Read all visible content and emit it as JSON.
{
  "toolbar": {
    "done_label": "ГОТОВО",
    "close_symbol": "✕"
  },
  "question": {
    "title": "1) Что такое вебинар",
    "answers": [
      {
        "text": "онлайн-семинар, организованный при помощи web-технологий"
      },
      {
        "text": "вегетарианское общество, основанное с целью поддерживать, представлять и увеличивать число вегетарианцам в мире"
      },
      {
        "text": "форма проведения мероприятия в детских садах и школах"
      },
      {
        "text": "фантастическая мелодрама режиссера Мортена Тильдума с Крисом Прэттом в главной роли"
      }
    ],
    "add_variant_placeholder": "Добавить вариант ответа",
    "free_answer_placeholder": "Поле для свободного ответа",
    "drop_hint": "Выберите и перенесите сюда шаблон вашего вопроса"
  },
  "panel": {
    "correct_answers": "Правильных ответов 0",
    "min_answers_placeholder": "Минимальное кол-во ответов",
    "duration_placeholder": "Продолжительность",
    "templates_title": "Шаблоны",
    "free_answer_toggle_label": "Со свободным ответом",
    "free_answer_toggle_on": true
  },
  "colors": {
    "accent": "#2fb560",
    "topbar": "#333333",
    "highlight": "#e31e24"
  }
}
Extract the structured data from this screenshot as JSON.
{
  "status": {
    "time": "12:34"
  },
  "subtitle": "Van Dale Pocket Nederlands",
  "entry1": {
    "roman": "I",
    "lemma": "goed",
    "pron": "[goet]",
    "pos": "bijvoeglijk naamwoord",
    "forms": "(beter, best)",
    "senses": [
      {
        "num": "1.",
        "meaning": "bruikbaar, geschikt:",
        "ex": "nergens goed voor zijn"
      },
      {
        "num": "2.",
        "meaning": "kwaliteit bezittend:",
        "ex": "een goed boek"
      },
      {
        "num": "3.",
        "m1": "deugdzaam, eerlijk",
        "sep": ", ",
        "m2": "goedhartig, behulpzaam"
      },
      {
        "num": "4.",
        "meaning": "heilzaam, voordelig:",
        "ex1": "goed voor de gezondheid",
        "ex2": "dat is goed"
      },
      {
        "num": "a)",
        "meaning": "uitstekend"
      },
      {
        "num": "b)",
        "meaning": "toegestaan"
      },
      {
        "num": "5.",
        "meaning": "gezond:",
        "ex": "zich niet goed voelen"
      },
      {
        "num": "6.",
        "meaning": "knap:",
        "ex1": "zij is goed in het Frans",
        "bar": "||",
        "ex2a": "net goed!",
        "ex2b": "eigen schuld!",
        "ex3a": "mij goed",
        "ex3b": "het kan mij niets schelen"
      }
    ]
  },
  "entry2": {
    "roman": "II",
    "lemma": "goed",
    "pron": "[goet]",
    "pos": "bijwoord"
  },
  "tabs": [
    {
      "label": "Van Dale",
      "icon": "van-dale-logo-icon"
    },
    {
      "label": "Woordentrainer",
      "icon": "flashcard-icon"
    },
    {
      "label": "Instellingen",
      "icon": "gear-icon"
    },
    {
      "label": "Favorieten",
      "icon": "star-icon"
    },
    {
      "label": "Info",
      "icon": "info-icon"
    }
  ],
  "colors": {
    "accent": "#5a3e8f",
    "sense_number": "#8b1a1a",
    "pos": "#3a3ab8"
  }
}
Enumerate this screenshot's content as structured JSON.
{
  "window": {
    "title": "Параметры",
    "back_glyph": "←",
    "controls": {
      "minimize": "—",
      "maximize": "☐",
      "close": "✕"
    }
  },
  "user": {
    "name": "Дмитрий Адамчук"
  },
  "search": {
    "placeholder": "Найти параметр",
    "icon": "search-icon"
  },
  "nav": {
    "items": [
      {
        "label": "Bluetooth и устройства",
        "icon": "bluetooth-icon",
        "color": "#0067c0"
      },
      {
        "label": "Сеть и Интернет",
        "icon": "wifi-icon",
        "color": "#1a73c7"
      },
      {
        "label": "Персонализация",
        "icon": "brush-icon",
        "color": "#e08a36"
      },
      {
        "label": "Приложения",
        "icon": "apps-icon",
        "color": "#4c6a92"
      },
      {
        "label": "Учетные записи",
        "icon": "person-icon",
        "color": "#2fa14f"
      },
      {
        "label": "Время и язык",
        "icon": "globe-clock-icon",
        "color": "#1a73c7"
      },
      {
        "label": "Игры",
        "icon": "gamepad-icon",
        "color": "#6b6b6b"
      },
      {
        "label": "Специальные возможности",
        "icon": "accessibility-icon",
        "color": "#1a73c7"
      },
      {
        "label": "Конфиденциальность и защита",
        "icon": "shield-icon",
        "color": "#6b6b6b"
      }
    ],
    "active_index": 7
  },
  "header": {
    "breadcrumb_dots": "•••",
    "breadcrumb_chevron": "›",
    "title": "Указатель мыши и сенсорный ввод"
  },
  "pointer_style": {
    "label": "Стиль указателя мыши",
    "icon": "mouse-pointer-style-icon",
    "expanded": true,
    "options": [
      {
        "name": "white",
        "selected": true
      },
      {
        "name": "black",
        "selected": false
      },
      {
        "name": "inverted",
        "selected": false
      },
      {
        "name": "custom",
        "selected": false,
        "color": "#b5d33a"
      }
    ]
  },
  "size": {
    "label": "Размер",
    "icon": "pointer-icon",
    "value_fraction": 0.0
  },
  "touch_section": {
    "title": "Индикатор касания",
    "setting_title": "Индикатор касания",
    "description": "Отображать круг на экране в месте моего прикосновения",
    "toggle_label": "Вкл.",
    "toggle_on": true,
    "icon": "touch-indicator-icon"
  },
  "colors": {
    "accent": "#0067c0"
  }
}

────────

Short task ->
Output the entries exactly.

Response ->
Read all visible content and emit it as JSON.
{
  "toolbar": {
    "done_label": "ГОТОВО",
    "close_symbol": "✕"
  },
  "question": {
    "title": "1) Что такое вебинар",
    "answers": [
      {
        "text": "онлайн-семинар, организованный при помощи web-технологий"
      },
      {
        "text": "вегетарианское общество, основанное с целью поддерживать, представлять и увеличивать число вегетарианцам в мире"
      },
      {
        "text": "форма проведения мероприятия в детских садах и школах"
      },
      {
        "text": "фантастическая мелодрама режиссера Мортена Тильдума с Крисом Прэттом в главной роли"
      }
    ],
    "add_variant_placeholder": "Добавить вариант ответа",
    "free_answer_placeholder": "Поле для свободного ответа",
    "drop_hint": "Выберите и перенесите сюда шаблон вашего вопроса"
  },
  "panel": {
    "correct_answers": "Правильных ответов 0",
    "min_answers_placeholder": "Минимальное кол-во ответов",
    "duration_placeholder": "Продолжительность",
    "templates_title": "Шаблоны",
    "free_answer_toggle_label": "Со свободным ответом",
    "free_answer_toggle_on": true
  },
  "colors": {
    "accent": "#2fb560",
    "topbar": "#333333",
    "highlight": "#e31e24"
  }
}
Extract the structured data from this screenshot as JSON.
{
  "status": {
    "time": "12:34"
  },
  "subtitle": "Van Dale Pocket Nederlands",
  "entry1": {
    "roman": "I",
    "lemma": "goed",
    "pron": "[goet]",
    "pos": "bijvoeglijk naamwoord",
    "forms": "(beter, best)",
    "senses": [
      {
        "num": "1.",
        "meaning": "bruikbaar, geschikt:",
        "ex": "nergens goed voor zijn"
      },
      {
        "num": "2.",
        "meaning": "kwaliteit bezittend:",
        "ex": "een goed boek"
      },
      {
        "num": "3.",
        "m1": "deugdzaam, eerlijk",
        "sep": ", ",
        "m2": "goedhartig, behulpzaam"
      },
      {
        "num": "4.",
        "meaning": "heilzaam, voordelig:",
        "ex1": "goed voor de gezondheid",
        "ex2": "dat is goed"
      },
      {
        "num": "a)",
        "meaning": "uitstekend"
      },
      {
        "num": "b)",
        "meaning": "toegestaan"
      },
      {
        "num": "5.",
        "meaning": "gezond:",
        "ex": "zich niet goed voelen"
      },
      {
        "num": "6.",
        "meaning": "knap:",
        "ex1": "zij is goed in het Frans",
        "bar": "||",
        "ex2a": "net goed!",
        "ex2b": "eigen schuld!",
        "ex3a": "mij goed",
        "ex3b": "het kan mij niets schelen"
      }
    ]
  },
  "entry2": {
    "roman": "II",
    "lemma": "goed",
    "pron": "[goet]",
    "pos": "bijwoord"
  },
  "tabs": [
    {
      "label": "Van Dale",
      "icon": "van-dale-logo-icon"
    },
    {
      "label": "Woordentrainer",
      "icon": "flashcard-icon"
    },
    {
      "label": "Instellingen",
      "icon": "gear-icon"
    },
    {
      "label": "Favorieten",
      "icon": "star-icon"
    },
    {
      "label": "Info",
      "icon": "info-icon"
    }
  ],
  "colors": {
    "accent": "#5a3e8f",
    "sense_number": "#8b1a1a",
    "pos": "#3a3ab8"
  }
}
Enumerate this screenshot's content as structured JSON.
{
  "window": {
    "title": "Параметры",
    "back_glyph": "←",
    "controls": {
      "minimize": "—",
      "maximize": "☐",
      "close": "✕"
    }
  },
  "user": {
    "name": "Дмитрий Адамчук"
  },
  "search": {
    "placeholder": "Найти параметр",
    "icon": "search-icon"
  },
  "nav": {
    "items": [
      {
        "label": "Bluetooth и устройства",
        "icon": "bluetooth-icon",
        "color": "#0067c0"
      },
      {
        "label": "Сеть и Интернет",
        "icon": "wifi-icon",
        "color": "#1a73c7"
      },
      {
        "label": "Персонализация",
        "icon": "brush-icon",
        "color": "#e08a36"
      },
      {
        "label": "Приложения",
        "icon": "apps-icon",
        "color": "#4c6a92"
      },
      {
        "label": "Учетные записи",
        "icon": "person-icon",
        "color": "#2fa14f"
      },
      {
        "label": "Время и язык",
        "icon": "globe-clock-icon",
        "color": "#1a73c7"
      },
      {
        "label": "Игры",
        "icon": "gamepad-icon",
        "color": "#6b6b6b"
      },
      {
        "label": "Специальные возможности",
        "icon": "accessibility-icon",
        "color": "#1a73c7"
      },
      {
        "label": "Конфиденциальность и защита",
        "icon": "shield-icon",
        "color": "#6b6b6b"
      }
    ],
    "active_index": 7
  },
  "header": {
    "breadcrumb_dots": "•••",
    "breadcrumb_chevron": "›",
    "title": "Указатель мыши и сенсорный ввод"
  },
  "pointer_style": {
    "label": "Стиль указателя мыши",
    "icon": "mouse-pointer-style-icon",
    "expanded": true,
    "options": [
      {
        "name": "white",
        "selected": true
      },
      {
        "name": "black",
        "selected": false
      },
      {
        "name": "inverted",
        "selected": false
      },
      {
        "name": "custom",
        "selected": false,
        "color": "#b5d33a"
      }
    ]
  },
  "size": {
    "label": "Размер",
    "icon": "pointer-icon",
    "value_fraction": 0.0
  },
  "touch_section": {
    "title": "Индикатор касания",
    "setting_title": "Индикатор касания",
    "description": "Отображать круг на экране в месте моего прикосновения",
    "toggle_label": "Вкл.",
    "toggle_on": true,
    "icon": "touch-indicator-icon"
  },
  "colors": {
    "accent": "#0067c0"
  }
}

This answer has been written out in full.